***** Records to use *****

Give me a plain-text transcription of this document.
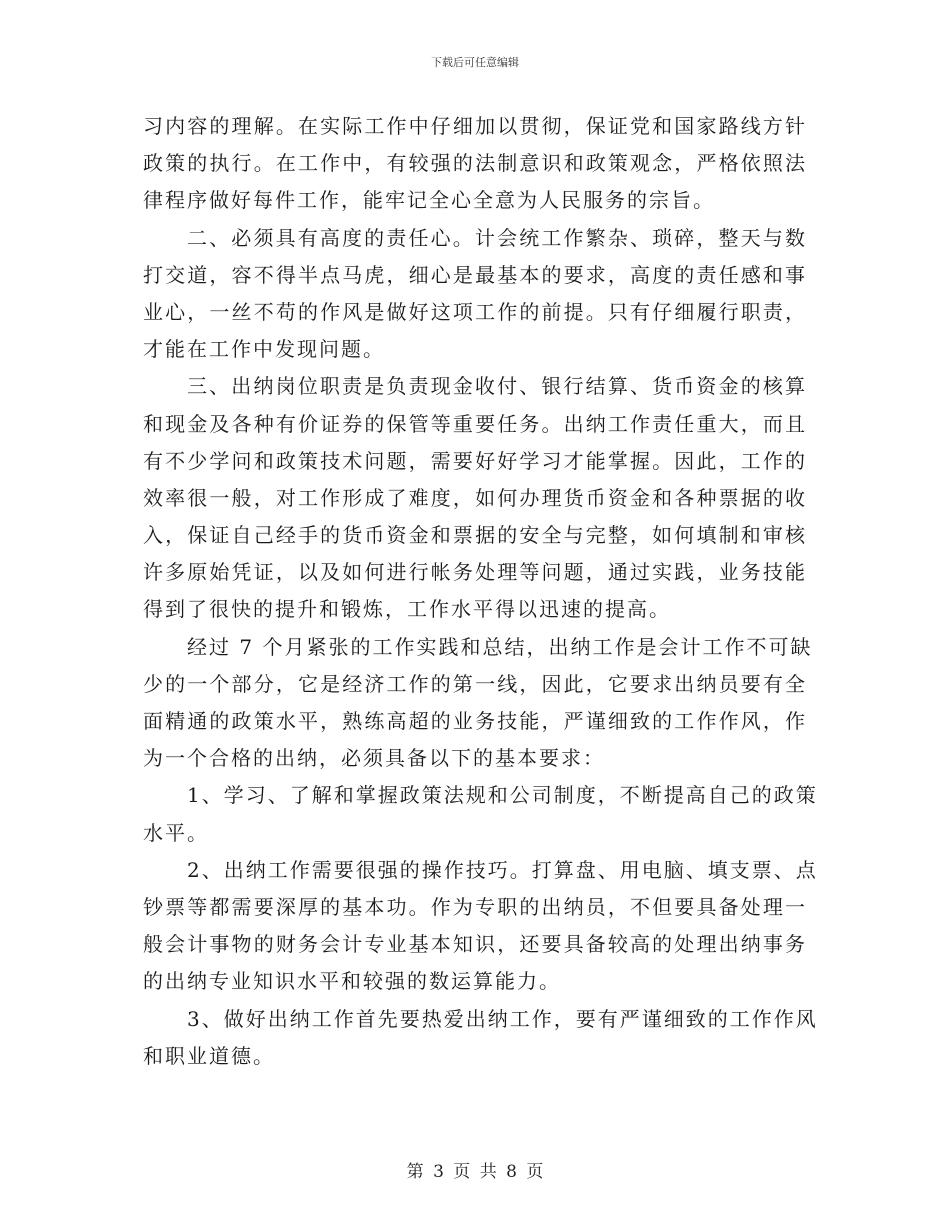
下载后可任意编辑
习内容的理解。在实际工作中仔细加以贯彻，保证党和国家路线方针
政策的执行。在工作中，有较强的法制意识和政策观念，严格依照法
律程序做好每件工作，能牢记全心全意为人民服务的宗旨。
二、必须具有高度的责任心。计会统工作繁杂、琐碎，整天与数
打交道，容不得半点马虎，细心是最基本的要求，高度的责任感和事
业心，一丝不苟的作风是做好这项工作的前提。只有仔细履行职责，
才能在工作中发现问题。
三、出纳岗位职责是负责现金收付、银行结算、货币资金的核算
和现金及各种有价证券的保管等重要任务。出纳工作责任重大，而且
有不少学问和政策技术问题，需要好好学习才能掌握。因此，工作的
效率很一般，对工作形成了难度，如何办理货币资金和各种票据的收
入，保证自己经手的货币资金和票据的安全与完整，如何填制和审核
许多原始凭证，以及如何进行帐务处理等问题，通过实践，业务技能
得到了很快的提升和锻炼，工作水平得以迅速的提高。
经过 7 个月紧张的工作实践和总结，出纳工作是会计工作不可缺
少的一个部分，它是经济工作的第一线，因此，它要求出纳员要有全
面精通的政策水平，熟练高超的业务技能，严谨细致的工作作风，作
为一个合格的出纳，必须具备以下的基本要求：
1、学习、了解和掌握政策法规和公司制度，不断提高自己的政策
水平。
2、出纳工作需要很强的操作技巧。打算盘、用电脑、填支票、点
钞票等都需要深厚的基本功。作为专职的出纳员，不但要具备处理一
般会计事物的财务会计专业基本知识，还要具备较高的处理出纳事务
的出纳专业知识水平和较强的数运算能力。
3、做好出纳工作首先要热爱出纳工作，要有严谨细致的工作作风
和职业道德。
第 3 页 共 8 页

*****

** Short problem **
Write the material out again exactly as it appears, dropping the pictures.

** Solution to the problem **
Give me a plain-text transcription of this document.
下载后可任意编辑
习内容的理解。在实际工作中仔细加以贯彻，保证党和国家路线方针
政策的执行。在工作中，有较强的法制意识和政策观念，严格依照法
律程序做好每件工作，能牢记全心全意为人民服务的宗旨。
二、必须具有高度的责任心。计会统工作繁杂、琐碎，整天与数
打交道，容不得半点马虎，细心是最基本的要求，高度的责任感和事
业心，一丝不苟的作风是做好这项工作的前提。只有仔细履行职责，
才能在工作中发现问题。
三、出纳岗位职责是负责现金收付、银行结算、货币资金的核算
和现金及各种有价证券的保管等重要任务。出纳工作责任重大，而且
有不少学问和政策技术问题，需要好好学习才能掌握。因此，工作的
效率很一般，对工作形成了难度，如何办理货币资金和各种票据的收
入，保证自己经手的货币资金和票据的安全与完整，如何填制和审核
许多原始凭证，以及如何进行帐务处理等问题，通过实践，业务技能
得到了很快的提升和锻炼，工作水平得以迅速的提高。
经过 7 个月紧张的工作实践和总结，出纳工作是会计工作不可缺
少的一个部分，它是经济工作的第一线，因此，它要求出纳员要有全
面精通的政策水平，熟练高超的业务技能，严谨细致的工作作风，作
为一个合格的出纳，必须具备以下的基本要求：
1、学习、了解和掌握政策法规和公司制度，不断提高自己的政策
水平。
2、出纳工作需要很强的操作技巧。打算盘、用电脑、填支票、点
钞票等都需要深厚的基本功。作为专职的出纳员，不但要具备处理一
般会计事物的财务会计专业基本知识，还要具备较高的处理出纳事务
的出纳专业知识水平和较强的数运算能力。
3、做好出纳工作首先要热爱出纳工作，要有严谨细致的工作作风
和职业道德。
第 3 页 共 8 页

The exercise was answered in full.